Show every line below where "重庆忠涛机电有限公司" can be found.

** Begin Provided material **

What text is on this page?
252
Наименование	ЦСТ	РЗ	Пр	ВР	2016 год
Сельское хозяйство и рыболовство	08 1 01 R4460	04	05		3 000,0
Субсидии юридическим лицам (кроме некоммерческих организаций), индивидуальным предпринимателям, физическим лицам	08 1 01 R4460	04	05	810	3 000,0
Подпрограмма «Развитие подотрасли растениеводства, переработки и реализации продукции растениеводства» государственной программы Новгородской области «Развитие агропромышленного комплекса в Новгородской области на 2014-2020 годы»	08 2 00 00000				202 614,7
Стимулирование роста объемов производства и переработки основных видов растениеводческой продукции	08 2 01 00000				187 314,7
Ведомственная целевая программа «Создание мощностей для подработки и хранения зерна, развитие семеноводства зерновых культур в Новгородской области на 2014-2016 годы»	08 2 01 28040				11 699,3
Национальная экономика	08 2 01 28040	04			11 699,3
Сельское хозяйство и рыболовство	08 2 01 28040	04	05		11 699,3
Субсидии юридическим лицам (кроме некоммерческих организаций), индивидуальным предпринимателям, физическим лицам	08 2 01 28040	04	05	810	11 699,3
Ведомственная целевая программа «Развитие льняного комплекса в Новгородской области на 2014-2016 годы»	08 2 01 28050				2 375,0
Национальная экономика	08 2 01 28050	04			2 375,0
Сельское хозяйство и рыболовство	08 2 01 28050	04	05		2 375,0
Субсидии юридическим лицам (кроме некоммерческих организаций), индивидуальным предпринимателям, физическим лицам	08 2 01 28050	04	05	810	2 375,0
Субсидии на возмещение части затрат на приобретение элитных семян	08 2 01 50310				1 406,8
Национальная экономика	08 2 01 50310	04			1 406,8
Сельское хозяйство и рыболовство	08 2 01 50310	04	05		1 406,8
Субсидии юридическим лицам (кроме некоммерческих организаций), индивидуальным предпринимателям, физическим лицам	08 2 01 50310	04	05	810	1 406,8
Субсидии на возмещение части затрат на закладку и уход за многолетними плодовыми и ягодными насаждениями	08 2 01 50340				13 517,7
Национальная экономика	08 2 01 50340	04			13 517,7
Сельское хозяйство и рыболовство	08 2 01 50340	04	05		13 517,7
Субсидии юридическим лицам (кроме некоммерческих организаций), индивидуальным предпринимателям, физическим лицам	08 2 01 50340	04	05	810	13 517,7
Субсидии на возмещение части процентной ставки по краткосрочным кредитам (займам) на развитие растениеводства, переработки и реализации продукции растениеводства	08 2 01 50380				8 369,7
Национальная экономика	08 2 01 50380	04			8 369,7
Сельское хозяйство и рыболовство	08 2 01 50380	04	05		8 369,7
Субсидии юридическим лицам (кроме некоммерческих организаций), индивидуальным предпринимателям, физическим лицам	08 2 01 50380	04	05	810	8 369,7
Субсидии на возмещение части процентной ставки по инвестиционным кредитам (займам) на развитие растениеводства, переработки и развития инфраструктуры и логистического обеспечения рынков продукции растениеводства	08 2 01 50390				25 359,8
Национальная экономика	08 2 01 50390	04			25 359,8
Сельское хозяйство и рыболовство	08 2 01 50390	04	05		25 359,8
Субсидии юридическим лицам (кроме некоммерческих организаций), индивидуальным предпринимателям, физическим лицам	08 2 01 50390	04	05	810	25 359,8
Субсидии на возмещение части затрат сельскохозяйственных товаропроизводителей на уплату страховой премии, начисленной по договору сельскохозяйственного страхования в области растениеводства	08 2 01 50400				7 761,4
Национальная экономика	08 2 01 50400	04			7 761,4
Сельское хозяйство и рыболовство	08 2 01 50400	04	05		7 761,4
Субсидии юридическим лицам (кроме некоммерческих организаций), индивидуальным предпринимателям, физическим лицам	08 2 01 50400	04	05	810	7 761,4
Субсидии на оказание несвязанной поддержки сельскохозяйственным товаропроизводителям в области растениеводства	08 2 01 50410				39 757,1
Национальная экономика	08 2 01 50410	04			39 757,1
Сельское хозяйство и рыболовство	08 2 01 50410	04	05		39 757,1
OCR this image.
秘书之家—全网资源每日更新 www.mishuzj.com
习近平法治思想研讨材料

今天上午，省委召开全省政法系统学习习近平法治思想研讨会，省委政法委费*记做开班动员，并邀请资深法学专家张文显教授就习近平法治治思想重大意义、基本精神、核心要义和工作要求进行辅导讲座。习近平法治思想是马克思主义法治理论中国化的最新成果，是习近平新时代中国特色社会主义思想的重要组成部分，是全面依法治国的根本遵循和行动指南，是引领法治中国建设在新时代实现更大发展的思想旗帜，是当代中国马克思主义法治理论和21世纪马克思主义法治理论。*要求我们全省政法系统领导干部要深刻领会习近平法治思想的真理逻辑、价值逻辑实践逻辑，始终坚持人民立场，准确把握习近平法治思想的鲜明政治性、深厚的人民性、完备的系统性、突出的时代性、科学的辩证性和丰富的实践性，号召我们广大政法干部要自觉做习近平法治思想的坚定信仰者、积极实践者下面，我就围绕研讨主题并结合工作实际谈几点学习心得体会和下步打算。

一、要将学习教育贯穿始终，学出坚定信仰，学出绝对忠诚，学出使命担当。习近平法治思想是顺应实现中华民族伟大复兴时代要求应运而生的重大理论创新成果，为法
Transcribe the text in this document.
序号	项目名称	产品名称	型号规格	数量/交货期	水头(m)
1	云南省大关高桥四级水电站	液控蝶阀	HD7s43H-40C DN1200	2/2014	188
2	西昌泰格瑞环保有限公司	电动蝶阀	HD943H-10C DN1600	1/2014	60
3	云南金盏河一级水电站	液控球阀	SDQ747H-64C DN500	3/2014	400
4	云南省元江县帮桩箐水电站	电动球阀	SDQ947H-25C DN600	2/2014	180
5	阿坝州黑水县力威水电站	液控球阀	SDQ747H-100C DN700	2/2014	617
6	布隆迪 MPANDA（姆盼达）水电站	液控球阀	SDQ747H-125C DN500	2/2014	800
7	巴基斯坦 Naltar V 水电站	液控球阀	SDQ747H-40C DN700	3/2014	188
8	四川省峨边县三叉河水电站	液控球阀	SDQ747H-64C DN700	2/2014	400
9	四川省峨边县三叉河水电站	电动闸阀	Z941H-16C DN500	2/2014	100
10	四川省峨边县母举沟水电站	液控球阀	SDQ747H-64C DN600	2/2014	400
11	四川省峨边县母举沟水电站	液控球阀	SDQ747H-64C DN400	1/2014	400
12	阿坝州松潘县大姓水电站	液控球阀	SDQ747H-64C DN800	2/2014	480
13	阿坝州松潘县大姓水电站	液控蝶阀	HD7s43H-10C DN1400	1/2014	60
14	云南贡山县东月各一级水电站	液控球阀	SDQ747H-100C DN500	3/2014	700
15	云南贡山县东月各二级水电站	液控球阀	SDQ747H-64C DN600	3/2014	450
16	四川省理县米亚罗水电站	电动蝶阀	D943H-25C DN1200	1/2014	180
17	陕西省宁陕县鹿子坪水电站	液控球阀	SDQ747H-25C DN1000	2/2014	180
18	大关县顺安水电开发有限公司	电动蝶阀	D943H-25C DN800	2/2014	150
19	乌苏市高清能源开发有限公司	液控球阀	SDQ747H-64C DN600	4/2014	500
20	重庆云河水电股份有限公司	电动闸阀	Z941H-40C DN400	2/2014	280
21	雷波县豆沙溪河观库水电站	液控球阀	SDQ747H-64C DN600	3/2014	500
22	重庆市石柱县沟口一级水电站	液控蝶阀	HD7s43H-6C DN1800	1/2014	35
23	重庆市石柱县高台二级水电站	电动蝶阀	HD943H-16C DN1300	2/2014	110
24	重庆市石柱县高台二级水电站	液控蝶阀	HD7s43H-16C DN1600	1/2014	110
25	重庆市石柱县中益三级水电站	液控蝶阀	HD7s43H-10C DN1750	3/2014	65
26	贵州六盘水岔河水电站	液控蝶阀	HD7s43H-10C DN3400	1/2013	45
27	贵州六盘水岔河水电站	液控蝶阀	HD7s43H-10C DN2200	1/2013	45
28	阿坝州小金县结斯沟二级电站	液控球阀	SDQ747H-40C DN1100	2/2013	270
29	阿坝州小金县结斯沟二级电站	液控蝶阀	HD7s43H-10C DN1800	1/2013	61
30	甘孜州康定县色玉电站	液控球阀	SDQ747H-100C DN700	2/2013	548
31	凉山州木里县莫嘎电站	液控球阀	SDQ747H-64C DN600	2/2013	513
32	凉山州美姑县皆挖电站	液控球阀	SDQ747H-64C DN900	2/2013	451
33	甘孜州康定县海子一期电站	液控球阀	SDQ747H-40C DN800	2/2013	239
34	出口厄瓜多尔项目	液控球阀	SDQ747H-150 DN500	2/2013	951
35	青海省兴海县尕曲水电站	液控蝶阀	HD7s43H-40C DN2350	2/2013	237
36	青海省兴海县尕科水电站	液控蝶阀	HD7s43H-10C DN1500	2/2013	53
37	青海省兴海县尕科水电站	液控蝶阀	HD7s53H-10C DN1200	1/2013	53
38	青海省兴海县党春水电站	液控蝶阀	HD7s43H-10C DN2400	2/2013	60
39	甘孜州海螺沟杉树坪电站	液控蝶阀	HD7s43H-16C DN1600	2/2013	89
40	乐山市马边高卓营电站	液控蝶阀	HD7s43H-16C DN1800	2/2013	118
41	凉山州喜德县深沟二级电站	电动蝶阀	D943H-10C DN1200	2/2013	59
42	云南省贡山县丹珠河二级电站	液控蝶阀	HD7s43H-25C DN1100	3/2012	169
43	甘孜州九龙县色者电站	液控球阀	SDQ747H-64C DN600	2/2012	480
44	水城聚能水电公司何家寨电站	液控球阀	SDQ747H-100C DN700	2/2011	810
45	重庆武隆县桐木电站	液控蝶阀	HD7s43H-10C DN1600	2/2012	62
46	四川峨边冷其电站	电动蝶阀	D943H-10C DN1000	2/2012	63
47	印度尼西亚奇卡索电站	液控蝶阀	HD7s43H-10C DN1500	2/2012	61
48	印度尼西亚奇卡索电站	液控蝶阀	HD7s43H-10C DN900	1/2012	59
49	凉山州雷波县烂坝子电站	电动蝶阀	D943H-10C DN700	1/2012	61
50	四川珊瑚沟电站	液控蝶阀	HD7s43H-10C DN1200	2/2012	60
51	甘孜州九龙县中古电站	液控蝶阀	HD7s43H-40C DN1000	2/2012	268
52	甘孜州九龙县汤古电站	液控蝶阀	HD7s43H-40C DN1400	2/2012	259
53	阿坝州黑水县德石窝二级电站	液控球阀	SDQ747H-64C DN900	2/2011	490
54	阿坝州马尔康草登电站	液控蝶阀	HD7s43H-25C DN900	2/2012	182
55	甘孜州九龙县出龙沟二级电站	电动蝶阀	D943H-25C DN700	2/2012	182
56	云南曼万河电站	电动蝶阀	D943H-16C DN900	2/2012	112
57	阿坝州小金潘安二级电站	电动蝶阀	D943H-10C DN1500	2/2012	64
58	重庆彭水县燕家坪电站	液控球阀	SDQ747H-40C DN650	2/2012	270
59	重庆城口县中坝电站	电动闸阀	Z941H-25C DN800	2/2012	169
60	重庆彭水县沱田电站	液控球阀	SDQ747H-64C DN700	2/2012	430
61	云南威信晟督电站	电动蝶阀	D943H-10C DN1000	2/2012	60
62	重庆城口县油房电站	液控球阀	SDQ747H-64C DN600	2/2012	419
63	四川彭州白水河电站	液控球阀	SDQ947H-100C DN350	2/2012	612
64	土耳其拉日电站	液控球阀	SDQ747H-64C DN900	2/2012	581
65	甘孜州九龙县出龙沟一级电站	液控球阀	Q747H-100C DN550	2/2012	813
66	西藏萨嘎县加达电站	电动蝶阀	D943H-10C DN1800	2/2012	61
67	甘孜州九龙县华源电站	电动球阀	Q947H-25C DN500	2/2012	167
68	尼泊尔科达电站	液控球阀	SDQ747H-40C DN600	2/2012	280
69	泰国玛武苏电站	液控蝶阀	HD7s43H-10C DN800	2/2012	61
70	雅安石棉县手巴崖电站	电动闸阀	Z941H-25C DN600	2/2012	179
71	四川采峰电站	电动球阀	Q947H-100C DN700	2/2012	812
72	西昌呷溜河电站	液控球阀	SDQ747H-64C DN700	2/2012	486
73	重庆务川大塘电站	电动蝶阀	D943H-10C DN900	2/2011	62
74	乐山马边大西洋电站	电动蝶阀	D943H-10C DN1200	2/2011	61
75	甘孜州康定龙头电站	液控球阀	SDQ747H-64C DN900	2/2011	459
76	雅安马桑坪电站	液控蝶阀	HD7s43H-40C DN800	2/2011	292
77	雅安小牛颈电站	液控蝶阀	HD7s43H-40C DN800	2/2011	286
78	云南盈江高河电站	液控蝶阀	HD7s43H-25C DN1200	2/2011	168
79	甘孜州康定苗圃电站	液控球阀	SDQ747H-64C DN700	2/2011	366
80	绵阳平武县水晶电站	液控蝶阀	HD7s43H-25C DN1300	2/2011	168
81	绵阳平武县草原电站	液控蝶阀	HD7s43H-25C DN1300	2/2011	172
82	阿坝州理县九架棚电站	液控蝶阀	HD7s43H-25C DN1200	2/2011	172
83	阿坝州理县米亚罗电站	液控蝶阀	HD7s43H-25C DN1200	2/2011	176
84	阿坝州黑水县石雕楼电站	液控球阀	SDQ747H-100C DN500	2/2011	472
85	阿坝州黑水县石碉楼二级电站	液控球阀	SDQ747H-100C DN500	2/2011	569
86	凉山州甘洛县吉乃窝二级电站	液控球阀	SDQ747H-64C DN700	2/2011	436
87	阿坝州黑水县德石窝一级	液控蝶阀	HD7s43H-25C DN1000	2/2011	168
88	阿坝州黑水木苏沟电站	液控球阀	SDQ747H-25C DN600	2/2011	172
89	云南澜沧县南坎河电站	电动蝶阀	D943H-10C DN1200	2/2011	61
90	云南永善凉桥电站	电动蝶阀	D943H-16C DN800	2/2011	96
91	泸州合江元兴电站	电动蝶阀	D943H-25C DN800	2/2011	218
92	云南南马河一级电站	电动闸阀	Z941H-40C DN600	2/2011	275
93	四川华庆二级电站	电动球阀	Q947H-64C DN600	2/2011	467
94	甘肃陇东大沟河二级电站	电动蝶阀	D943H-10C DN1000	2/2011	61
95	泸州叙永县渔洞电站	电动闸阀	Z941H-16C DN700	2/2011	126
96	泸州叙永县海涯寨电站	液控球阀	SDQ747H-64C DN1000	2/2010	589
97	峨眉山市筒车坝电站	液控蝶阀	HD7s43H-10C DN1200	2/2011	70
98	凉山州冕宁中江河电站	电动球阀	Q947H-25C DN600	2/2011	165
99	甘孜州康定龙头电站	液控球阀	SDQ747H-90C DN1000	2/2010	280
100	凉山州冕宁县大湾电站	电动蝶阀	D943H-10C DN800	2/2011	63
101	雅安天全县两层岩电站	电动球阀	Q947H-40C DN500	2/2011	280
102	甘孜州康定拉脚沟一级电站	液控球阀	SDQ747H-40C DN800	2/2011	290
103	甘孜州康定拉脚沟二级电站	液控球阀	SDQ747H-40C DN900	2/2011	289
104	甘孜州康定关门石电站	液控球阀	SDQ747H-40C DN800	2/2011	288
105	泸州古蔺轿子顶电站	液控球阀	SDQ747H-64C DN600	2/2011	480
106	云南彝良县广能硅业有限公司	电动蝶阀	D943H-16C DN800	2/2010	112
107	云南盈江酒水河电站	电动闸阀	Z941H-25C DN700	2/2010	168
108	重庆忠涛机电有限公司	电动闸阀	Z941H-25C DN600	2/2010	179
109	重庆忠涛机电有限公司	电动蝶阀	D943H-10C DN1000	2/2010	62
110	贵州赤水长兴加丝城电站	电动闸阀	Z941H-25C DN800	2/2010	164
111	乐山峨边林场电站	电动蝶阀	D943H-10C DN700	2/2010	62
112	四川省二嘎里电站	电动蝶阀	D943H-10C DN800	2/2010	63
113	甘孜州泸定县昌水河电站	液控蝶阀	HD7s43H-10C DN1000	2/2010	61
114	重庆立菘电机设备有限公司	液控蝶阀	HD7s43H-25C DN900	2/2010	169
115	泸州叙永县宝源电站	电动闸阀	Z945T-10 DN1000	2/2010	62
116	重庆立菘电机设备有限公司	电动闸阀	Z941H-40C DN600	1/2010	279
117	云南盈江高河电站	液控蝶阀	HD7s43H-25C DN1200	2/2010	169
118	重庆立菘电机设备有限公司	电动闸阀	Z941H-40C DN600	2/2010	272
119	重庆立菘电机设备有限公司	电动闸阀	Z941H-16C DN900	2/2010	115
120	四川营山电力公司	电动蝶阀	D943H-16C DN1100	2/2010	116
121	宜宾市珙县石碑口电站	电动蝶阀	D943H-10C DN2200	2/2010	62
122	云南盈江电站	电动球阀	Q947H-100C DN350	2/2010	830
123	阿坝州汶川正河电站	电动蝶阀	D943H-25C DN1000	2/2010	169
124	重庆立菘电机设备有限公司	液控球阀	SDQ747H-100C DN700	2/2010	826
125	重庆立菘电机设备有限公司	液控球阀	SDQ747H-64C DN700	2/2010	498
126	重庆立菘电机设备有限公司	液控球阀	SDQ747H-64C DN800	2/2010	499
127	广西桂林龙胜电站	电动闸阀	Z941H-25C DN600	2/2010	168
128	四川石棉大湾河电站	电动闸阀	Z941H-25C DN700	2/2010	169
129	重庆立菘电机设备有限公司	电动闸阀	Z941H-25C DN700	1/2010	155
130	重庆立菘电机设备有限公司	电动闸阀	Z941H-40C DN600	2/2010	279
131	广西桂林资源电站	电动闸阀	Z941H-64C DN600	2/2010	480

** End Provided material **

Exercise result:
108	重庆忠涛机电有限公司	电动闸阀	Z941H-25C DN600	2/2010	179
109	重庆忠涛机电有限公司	电动蝶阀	D943H-10C DN1000	2/2010	62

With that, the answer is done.